[Collected data entries]
>>>

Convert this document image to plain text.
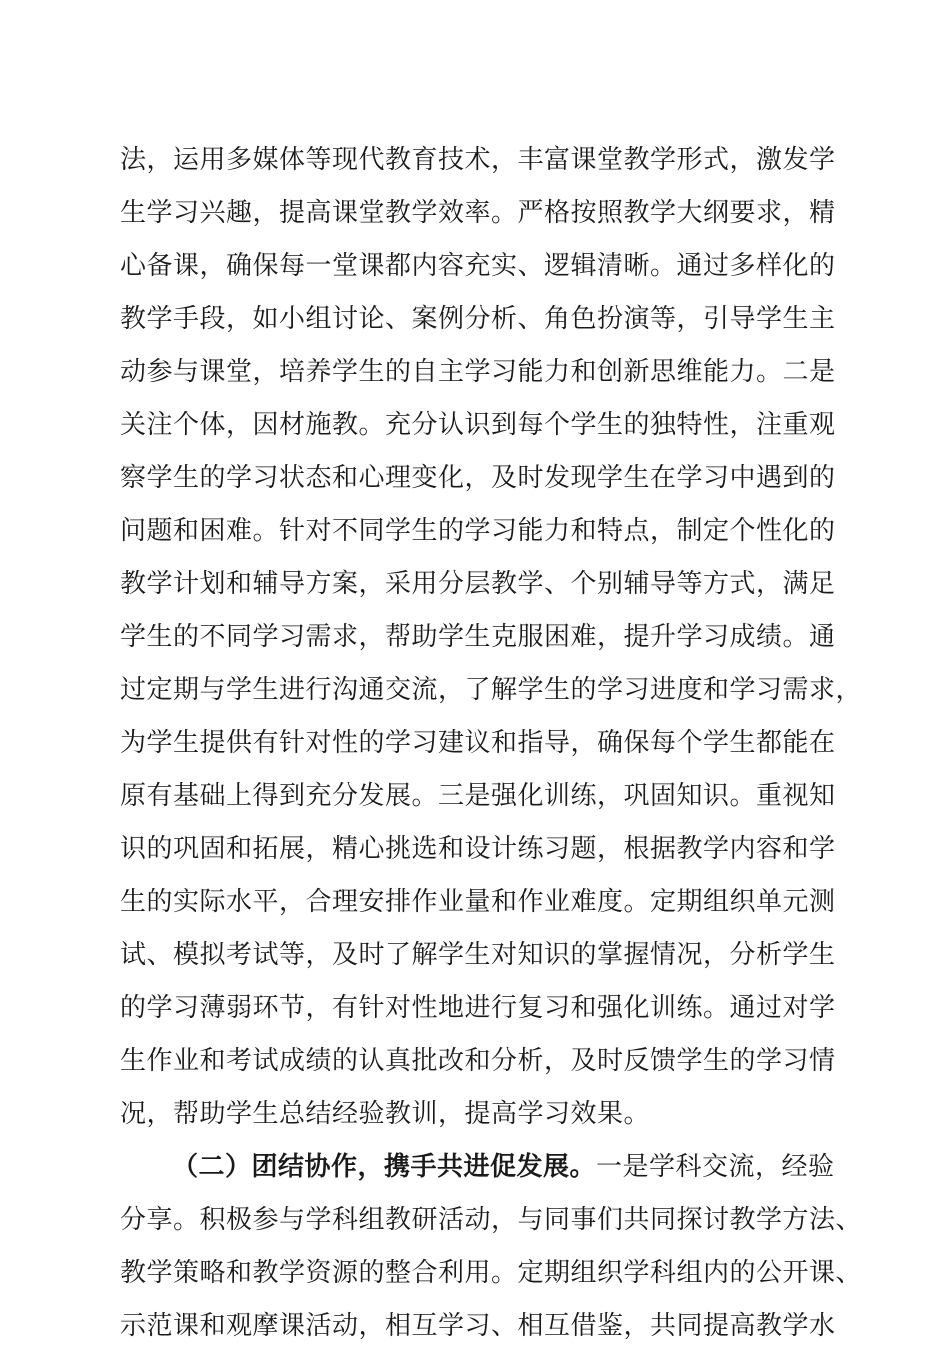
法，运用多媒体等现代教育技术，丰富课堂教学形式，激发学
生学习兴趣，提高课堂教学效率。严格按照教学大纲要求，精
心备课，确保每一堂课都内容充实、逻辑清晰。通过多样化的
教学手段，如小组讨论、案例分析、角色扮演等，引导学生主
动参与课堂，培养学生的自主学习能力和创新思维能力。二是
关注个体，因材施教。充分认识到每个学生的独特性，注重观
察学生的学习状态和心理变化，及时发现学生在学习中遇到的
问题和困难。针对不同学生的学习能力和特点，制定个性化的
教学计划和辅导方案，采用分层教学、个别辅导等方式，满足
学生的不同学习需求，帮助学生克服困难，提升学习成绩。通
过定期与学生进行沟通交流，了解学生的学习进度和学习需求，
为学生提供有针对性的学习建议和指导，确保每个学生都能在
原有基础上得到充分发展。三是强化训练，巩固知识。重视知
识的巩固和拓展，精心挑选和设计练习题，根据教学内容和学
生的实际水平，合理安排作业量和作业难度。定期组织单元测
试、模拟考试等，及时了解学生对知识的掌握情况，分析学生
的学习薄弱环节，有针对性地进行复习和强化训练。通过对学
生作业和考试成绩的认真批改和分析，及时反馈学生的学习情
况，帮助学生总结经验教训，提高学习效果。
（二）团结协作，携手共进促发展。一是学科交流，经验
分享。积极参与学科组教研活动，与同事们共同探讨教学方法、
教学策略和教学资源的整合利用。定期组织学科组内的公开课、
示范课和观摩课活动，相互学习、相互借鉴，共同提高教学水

<<<
>>>

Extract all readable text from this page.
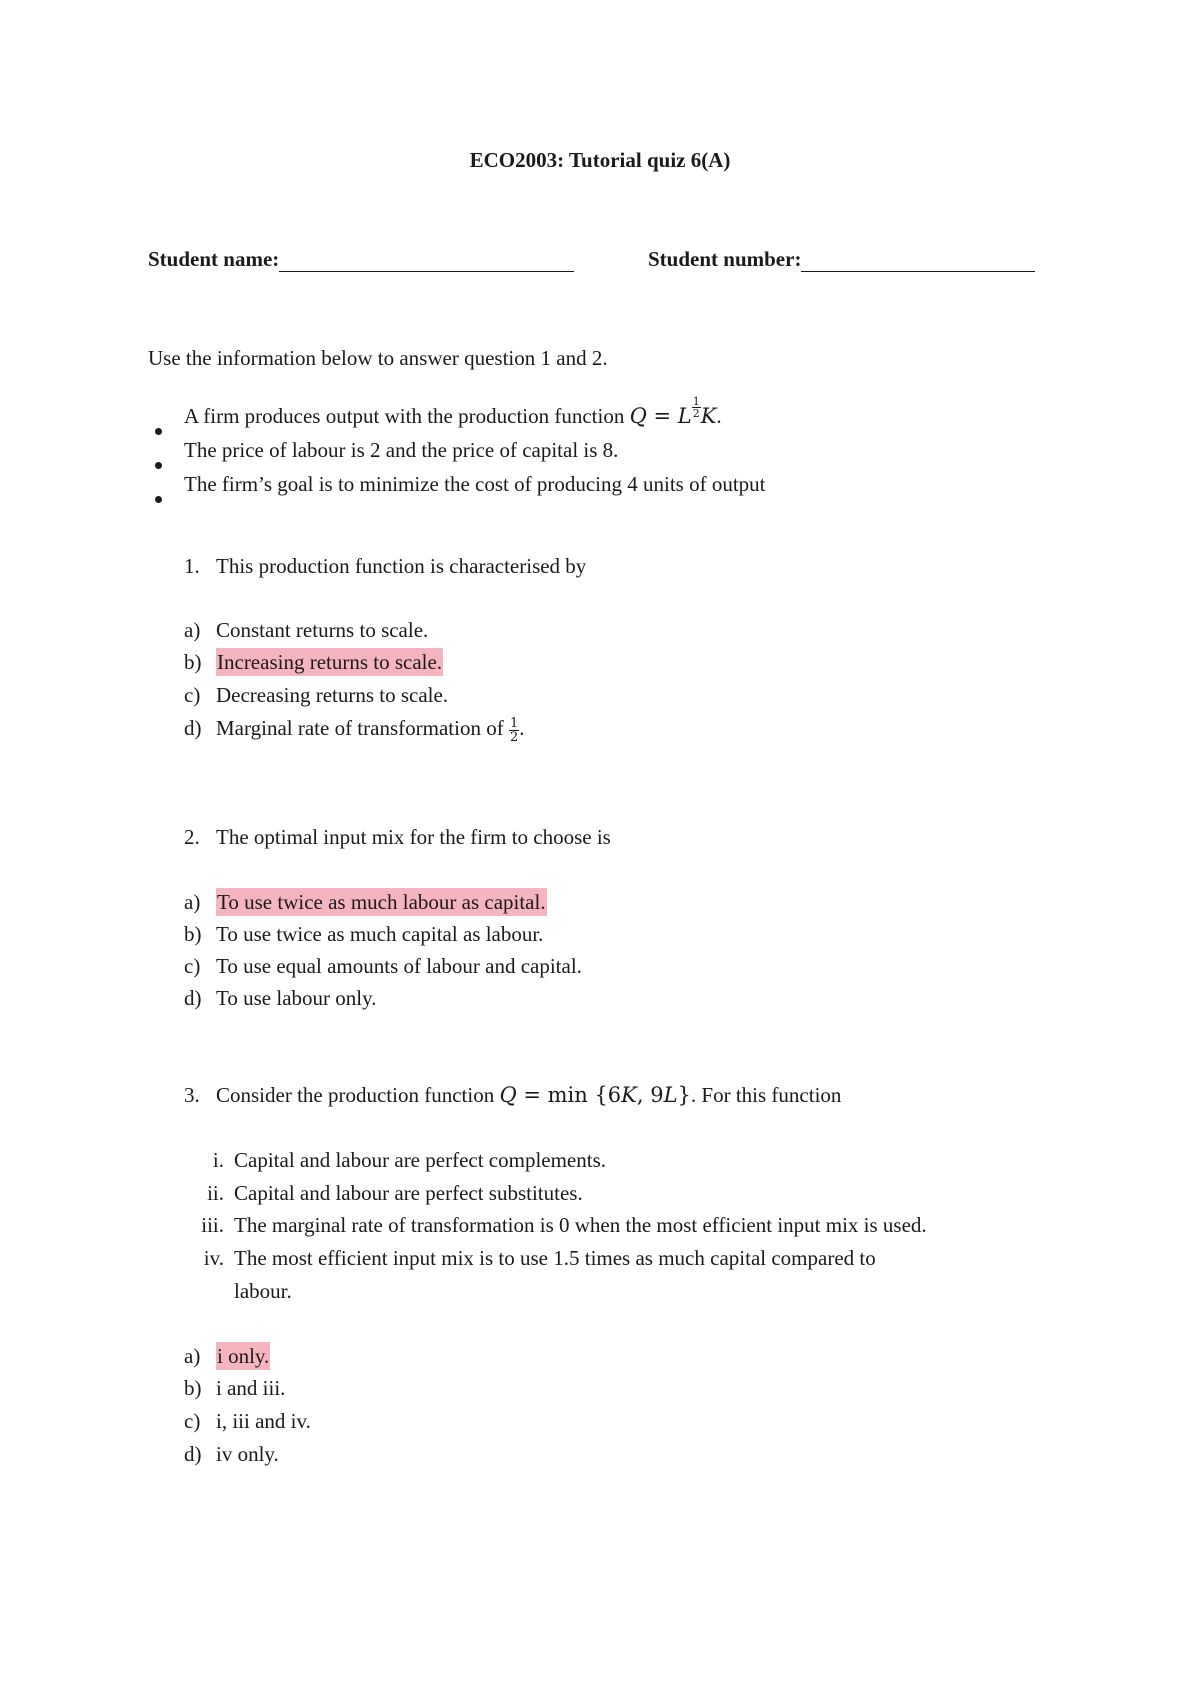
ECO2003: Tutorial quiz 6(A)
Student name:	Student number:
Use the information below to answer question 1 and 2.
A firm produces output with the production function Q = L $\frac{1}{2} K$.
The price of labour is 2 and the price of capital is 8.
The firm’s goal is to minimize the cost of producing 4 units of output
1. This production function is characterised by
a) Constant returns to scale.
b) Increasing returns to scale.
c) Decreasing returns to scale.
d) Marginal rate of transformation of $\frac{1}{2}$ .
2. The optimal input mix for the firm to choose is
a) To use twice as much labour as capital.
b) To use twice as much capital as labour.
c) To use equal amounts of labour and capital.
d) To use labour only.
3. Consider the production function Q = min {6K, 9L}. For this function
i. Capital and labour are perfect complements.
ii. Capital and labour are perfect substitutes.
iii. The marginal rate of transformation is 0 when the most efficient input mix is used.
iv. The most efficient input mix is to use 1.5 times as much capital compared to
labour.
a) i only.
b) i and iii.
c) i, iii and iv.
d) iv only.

<<<

> _To do_
Copy out all lines where the word "perfect" appears.

> _Task response_
i. Capital and labour are perfect complements.
ii. Capital and labour are perfect substitutes.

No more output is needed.